- Extract provided:
____
Brown lentils and veggies swim in a creamy coconut milk broth in this flavorful vegan soup! Made with garlic, ginger, and cumin, it's a delicious yet simple, dump-and-go recipe.
Course Dinner, Lunch, Main Course, Soup
Cuisine American
Prep Time 20 minutes
Cook Time 6 hours
Total Time 6 hours 20 minutes
Servings 6 2-cup servings
Calories 366kcal

Equipment

  • Slow cooker [at least 4.5 quarts in size (larger works better)]

Ingredients

  • 1.5 cups dried brown lentils can sub green
  • 1 cup diced onion from ½ large onion
  • 3 large carrots peeled and diced, about 1.5 cups
  • 2 tablespoons minced fresh ginger sub ginger paste if needed
  • 4 cloves garlic minced or pressed
  • 2 teaspoons cumin
  • ½ teaspoon salt
  • 14.5 ounces diced tomatoes
  • 14.5 ounces fire-roasted diced tomatoes
  • 13.5 ounces coconut milk unsweetened, full-fat
  • 6 cups vegetable broth
  • 1 lime juiced; optional, for serving

Instructions

  • Combine all of the ingredients except the lime juice in the slow cooker. Stir well. Cover with the lid.
  • Cook on high for 4 to 7 hours or low for 6 to 9 hours until the lentils and vegetables are tender. See notes for comments about cooking time.
  • Stir in the lime juice (if using) just before serving. Enjoy!
  • Leave a rating or review by tapping the stars on this recipe card (above) or in the comments section (at the end of the post)!
____
Dataset items
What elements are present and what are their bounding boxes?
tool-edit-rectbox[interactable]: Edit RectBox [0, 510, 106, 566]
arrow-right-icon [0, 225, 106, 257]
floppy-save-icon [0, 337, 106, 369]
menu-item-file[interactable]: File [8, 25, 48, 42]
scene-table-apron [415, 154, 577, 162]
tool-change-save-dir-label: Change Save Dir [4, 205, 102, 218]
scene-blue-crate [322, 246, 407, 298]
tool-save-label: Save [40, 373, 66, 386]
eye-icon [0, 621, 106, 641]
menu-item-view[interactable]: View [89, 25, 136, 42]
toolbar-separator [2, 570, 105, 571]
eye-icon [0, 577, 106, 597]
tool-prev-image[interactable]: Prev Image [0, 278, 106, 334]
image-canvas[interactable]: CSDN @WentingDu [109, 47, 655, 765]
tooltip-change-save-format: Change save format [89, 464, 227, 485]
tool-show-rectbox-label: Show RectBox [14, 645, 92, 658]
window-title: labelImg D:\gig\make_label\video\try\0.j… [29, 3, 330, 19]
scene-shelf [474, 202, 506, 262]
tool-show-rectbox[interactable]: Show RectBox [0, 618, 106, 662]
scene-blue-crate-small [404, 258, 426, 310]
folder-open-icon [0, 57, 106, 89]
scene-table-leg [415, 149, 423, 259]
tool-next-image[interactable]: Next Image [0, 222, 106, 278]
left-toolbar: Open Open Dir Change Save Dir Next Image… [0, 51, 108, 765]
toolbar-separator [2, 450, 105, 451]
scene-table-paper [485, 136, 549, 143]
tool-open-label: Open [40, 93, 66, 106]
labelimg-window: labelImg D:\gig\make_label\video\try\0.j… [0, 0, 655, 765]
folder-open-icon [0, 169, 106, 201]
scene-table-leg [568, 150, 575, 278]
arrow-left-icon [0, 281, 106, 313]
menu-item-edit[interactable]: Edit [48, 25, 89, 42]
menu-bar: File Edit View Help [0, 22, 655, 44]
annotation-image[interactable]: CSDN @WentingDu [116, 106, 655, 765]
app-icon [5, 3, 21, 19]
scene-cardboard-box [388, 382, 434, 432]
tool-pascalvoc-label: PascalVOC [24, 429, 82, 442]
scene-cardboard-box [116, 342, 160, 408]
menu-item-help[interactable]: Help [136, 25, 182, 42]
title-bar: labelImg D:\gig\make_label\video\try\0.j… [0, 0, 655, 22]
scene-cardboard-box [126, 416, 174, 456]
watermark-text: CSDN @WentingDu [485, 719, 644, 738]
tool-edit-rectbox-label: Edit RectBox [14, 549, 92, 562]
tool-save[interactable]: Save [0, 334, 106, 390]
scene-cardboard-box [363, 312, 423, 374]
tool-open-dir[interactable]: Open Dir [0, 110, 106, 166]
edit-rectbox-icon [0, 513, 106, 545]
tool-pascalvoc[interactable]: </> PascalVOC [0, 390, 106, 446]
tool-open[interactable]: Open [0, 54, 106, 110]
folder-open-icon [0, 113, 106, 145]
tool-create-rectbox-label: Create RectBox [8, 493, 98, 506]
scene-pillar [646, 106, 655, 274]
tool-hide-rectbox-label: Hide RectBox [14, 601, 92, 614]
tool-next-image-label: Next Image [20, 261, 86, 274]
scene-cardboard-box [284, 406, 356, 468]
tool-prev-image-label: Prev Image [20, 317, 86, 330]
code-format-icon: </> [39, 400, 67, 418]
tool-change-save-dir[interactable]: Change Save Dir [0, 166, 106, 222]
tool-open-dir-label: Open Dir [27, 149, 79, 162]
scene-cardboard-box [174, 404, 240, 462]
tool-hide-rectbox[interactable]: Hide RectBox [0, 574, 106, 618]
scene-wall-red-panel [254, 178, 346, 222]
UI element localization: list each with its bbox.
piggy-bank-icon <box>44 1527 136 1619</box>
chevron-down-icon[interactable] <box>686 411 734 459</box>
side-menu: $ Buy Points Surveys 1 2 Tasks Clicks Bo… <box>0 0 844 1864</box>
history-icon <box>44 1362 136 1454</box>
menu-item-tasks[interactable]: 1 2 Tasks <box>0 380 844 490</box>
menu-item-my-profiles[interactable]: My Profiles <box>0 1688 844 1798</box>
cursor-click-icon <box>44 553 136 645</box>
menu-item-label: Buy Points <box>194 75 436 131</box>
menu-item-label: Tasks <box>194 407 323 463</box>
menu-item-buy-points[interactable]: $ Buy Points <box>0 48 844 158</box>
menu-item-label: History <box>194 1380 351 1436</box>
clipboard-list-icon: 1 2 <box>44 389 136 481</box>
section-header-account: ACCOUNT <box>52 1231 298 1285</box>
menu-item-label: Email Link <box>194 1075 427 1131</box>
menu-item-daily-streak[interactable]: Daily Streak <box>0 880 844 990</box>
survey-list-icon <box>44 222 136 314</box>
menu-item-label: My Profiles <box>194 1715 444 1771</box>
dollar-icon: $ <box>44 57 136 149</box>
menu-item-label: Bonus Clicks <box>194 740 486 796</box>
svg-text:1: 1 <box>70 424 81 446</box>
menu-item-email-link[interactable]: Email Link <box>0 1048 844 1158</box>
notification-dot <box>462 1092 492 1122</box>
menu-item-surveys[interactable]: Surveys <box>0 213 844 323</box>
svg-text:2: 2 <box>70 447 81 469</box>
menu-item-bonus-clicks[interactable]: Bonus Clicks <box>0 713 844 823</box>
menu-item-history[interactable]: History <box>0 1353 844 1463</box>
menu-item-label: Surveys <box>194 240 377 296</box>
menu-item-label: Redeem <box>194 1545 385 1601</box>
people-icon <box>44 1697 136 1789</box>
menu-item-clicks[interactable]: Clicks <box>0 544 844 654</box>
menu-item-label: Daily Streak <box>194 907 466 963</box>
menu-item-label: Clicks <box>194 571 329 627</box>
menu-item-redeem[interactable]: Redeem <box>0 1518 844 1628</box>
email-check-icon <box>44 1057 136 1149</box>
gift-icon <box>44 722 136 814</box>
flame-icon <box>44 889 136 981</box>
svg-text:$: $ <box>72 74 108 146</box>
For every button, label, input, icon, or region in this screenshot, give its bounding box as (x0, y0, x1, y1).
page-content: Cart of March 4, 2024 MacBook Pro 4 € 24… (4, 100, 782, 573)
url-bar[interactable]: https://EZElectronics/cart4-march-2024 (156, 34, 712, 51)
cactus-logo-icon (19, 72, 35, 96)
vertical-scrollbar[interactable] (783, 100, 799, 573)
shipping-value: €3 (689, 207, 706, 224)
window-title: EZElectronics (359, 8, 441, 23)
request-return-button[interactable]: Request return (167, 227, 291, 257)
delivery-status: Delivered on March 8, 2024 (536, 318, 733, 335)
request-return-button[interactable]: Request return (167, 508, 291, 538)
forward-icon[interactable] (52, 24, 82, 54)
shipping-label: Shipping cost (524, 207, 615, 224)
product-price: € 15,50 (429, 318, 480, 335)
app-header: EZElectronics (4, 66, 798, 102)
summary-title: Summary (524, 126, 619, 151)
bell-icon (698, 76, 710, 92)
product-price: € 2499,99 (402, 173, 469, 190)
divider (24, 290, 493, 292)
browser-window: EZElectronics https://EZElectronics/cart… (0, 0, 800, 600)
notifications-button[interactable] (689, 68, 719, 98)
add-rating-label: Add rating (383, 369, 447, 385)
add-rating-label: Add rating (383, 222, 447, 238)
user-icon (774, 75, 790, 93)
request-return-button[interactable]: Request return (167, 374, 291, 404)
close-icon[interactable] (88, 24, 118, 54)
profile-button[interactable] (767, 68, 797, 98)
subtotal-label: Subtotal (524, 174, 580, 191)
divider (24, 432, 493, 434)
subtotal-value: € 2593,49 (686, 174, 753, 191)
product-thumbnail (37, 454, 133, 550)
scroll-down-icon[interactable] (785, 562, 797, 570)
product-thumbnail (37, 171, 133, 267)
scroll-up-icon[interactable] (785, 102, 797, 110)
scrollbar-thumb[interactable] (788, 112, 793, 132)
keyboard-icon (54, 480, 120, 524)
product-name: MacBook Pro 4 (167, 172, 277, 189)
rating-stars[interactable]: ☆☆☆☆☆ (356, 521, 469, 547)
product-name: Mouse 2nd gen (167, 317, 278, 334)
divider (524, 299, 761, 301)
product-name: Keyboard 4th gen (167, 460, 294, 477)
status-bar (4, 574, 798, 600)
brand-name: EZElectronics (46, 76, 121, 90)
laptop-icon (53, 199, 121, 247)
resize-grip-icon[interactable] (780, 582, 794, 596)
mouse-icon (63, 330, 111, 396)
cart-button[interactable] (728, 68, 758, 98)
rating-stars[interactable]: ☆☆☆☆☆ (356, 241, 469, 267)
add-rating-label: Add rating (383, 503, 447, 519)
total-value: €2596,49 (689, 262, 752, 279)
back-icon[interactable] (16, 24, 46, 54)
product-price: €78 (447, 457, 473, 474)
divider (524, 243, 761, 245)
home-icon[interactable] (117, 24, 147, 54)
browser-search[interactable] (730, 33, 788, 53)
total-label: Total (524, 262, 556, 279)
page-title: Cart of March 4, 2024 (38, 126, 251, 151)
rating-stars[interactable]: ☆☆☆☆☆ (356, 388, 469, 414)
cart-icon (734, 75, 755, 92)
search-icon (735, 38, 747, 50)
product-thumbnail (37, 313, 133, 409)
____
- Activity: Resume the slow cooker lentil soup recipe after its last line and keep writing from there.

- Output of the task:
Notes

  • The cooking time will largely depend on the age and efficiency of your slow cooker and the age of the beans. I have an old slow cooker that's not very big, so it took about 6 hours on high to get soft lentils and tender vegetables.
  • Store leftovers in an airtight container in the fridge for up to 5 days. Reheat in a pan over medium heat, stirring occasionally, until warmed through or in the microwave in intervals.
  • To freeze, let the soup cool completely. Transfer to freezer-safe containers, leaving an inch of headspace, or Souper Cubes (if you want to freeze individual portions). Seal tightly, label, and store for up to 3 months. Thaw in the fridge overnight before reheating. To reheat from frozen, put the soup in a pot with a lid. Warm over medium heat, stirring often to prevent scorching.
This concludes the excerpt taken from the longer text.